INPUT RECORDS:
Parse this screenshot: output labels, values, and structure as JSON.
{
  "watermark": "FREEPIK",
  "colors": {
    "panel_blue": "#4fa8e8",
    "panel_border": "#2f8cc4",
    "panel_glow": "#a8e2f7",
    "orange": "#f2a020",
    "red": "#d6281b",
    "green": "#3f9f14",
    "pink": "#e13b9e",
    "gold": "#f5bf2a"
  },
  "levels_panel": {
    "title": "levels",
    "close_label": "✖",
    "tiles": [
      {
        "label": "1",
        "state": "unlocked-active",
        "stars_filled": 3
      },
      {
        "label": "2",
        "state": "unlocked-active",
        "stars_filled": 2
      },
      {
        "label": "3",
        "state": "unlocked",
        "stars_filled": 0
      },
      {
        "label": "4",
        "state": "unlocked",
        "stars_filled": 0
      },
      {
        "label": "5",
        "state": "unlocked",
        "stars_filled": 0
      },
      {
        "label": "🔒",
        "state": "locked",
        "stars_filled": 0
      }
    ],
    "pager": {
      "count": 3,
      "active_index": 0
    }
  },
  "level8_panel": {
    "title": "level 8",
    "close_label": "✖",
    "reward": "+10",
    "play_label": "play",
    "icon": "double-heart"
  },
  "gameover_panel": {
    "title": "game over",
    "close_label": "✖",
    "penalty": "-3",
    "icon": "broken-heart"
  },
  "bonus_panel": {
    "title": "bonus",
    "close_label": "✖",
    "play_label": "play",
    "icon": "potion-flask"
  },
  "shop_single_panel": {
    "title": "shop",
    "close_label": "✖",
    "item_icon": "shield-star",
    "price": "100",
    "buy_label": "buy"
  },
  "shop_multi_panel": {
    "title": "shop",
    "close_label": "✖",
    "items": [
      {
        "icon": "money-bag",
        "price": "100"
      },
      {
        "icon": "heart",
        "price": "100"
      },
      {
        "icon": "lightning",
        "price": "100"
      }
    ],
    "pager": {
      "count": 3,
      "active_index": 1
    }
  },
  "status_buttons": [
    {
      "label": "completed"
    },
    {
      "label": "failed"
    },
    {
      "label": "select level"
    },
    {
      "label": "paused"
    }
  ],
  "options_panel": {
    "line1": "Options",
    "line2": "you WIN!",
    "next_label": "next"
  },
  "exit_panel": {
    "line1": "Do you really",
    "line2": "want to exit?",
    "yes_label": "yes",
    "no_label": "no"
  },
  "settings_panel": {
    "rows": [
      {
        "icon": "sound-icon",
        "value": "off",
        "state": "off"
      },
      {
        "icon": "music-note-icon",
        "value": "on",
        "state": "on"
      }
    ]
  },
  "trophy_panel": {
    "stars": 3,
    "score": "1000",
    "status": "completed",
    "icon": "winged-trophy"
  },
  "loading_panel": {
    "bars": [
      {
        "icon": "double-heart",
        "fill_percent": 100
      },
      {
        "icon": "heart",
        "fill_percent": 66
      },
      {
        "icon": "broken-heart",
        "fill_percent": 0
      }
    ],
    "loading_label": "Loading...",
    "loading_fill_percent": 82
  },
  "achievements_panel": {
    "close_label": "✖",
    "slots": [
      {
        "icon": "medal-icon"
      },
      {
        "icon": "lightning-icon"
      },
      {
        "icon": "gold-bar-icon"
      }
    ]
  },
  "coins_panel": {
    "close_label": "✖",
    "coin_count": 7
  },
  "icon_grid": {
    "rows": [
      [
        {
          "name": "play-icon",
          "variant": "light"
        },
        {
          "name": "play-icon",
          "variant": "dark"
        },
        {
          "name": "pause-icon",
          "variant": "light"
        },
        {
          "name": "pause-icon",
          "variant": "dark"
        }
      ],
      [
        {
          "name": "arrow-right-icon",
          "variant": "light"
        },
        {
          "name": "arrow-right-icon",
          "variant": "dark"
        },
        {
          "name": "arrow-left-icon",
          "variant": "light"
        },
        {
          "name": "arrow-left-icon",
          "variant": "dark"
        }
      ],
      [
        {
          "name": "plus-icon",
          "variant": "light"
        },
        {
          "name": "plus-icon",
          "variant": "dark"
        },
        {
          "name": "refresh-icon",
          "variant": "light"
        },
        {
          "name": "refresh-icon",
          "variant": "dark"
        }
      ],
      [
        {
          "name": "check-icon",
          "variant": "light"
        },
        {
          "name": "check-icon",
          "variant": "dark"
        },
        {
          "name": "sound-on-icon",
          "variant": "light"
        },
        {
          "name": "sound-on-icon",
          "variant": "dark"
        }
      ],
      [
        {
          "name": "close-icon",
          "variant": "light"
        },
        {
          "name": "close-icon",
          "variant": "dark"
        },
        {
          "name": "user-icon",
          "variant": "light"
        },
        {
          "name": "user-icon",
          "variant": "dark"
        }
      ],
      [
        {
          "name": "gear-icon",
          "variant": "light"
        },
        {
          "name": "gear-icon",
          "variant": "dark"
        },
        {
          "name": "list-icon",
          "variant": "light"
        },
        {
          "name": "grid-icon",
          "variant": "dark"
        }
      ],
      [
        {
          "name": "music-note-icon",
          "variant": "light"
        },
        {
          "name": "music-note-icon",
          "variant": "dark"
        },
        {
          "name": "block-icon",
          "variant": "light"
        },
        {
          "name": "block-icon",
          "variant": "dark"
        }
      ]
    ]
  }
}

TASK STATEMENT: Print all of the entries again, exactly as written.

FINAL RESULT:
Parse this screenshot: output labels, values, and structure as JSON.
{
  "watermark": "FREEPIK",
  "colors": {
    "panel_blue": "#4fa8e8",
    "panel_border": "#2f8cc4",
    "panel_glow": "#a8e2f7",
    "orange": "#f2a020",
    "red": "#d6281b",
    "green": "#3f9f14",
    "pink": "#e13b9e",
    "gold": "#f5bf2a"
  },
  "levels_panel": {
    "title": "levels",
    "close_label": "✖",
    "tiles": [
      {
        "label": "1",
        "state": "unlocked-active",
        "stars_filled": 3
      },
      {
        "label": "2",
        "state": "unlocked-active",
        "stars_filled": 2
      },
      {
        "label": "3",
        "state": "unlocked",
        "stars_filled": 0
      },
      {
        "label": "4",
        "state": "unlocked",
        "stars_filled": 0
      },
      {
        "label": "5",
        "state": "unlocked",
        "stars_filled": 0
      },
      {
        "label": "🔒",
        "state": "locked",
        "stars_filled": 0
      }
    ],
    "pager": {
      "count": 3,
      "active_index": 0
    }
  },
  "level8_panel": {
    "title": "level 8",
    "close_label": "✖",
    "reward": "+10",
    "play_label": "play",
    "icon": "double-heart"
  },
  "gameover_panel": {
    "title": "game over",
    "close_label": "✖",
    "penalty": "-3",
    "icon": "broken-heart"
  },
  "bonus_panel": {
    "title": "bonus",
    "close_label": "✖",
    "play_label": "play",
    "icon": "potion-flask"
  },
  "shop_single_panel": {
    "title": "shop",
    "close_label": "✖",
    "item_icon": "shield-star",
    "price": "100",
    "buy_label": "buy"
  },
  "shop_multi_panel": {
    "title": "shop",
    "close_label": "✖",
    "items": [
      {
        "icon": "money-bag",
        "price": "100"
      },
      {
        "icon": "heart",
        "price": "100"
      },
      {
        "icon": "lightning",
        "price": "100"
      }
    ],
    "pager": {
      "count": 3,
      "active_index": 1
    }
  },
  "status_buttons": [
    {
      "label": "completed"
    },
    {
      "label": "failed"
    },
    {
      "label": "select level"
    },
    {
      "label": "paused"
    }
  ],
  "options_panel": {
    "line1": "Options",
    "line2": "you WIN!",
    "next_label": "next"
  },
  "exit_panel": {
    "line1": "Do you really",
    "line2": "want to exit?",
    "yes_label": "yes",
    "no_label": "no"
  },
  "settings_panel": {
    "rows": [
      {
        "icon": "sound-icon",
        "value": "off",
        "state": "off"
      },
      {
        "icon": "music-note-icon",
        "value": "on",
        "state": "on"
      }
    ]
  },
  "trophy_panel": {
    "stars": 3,
    "score": "1000",
    "status": "completed",
    "icon": "winged-trophy"
  },
  "loading_panel": {
    "bars": [
      {
        "icon": "double-heart",
        "fill_percent": 100
      },
      {
        "icon": "heart",
        "fill_percent": 66
      },
      {
        "icon": "broken-heart",
        "fill_percent": 0
      }
    ],
    "loading_label": "Loading...",
    "loading_fill_percent": 82
  },
  "achievements_panel": {
    "close_label": "✖",
    "slots": [
      {
        "icon": "medal-icon"
      },
      {
        "icon": "lightning-icon"
      },
      {
        "icon": "gold-bar-icon"
      }
    ]
  },
  "coins_panel": {
    "close_label": "✖",
    "coin_count": 7
  },
  "icon_grid": {
    "rows": [
      [
        {
          "name": "play-icon",
          "variant": "light"
        },
        {
          "name": "play-icon",
          "variant": "dark"
        },
        {
          "name": "pause-icon",
          "variant": "light"
        },
        {
          "name": "pause-icon",
          "variant": "dark"
        }
      ],
      [
        {
          "name": "arrow-right-icon",
          "variant": "light"
        },
        {
          "name": "arrow-right-icon",
          "variant": "dark"
        },
        {
          "name": "arrow-left-icon",
          "variant": "light"
        },
        {
          "name": "arrow-left-icon",
          "variant": "dark"
        }
      ],
      [
        {
          "name": "plus-icon",
          "variant": "light"
        },
        {
          "name": "plus-icon",
          "variant": "dark"
        },
        {
          "name": "refresh-icon",
          "variant": "light"
        },
        {
          "name": "refresh-icon",
          "variant": "dark"
        }
      ],
      [
        {
          "name": "check-icon",
          "variant": "light"
        },
        {
          "name": "check-icon",
          "variant": "dark"
        },
        {
          "name": "sound-on-icon",
          "variant": "light"
        },
        {
          "name": "sound-on-icon",
          "variant": "dark"
        }
      ],
      [
        {
          "name": "close-icon",
          "variant": "light"
        },
        {
          "name": "close-icon",
          "variant": "dark"
        },
        {
          "name": "user-icon",
          "variant": "light"
        },
        {
          "name": "user-icon",
          "variant": "dark"
        }
      ],
      [
        {
          "name": "gear-icon",
          "variant": "light"
        },
        {
          "name": "gear-icon",
          "variant": "dark"
        },
        {
          "name": "list-icon",
          "variant": "light"
        },
        {
          "name": "grid-icon",
          "variant": "dark"
        }
      ],
      [
        {
          "name": "music-note-icon",
          "variant": "light"
        },
        {
          "name": "music-note-icon",
          "variant": "dark"
        },
        {
          "name": "block-icon",
          "variant": "light"
        },
        {
          "name": "block-icon",
          "variant": "dark"
        }
      ]
    ]
  }
}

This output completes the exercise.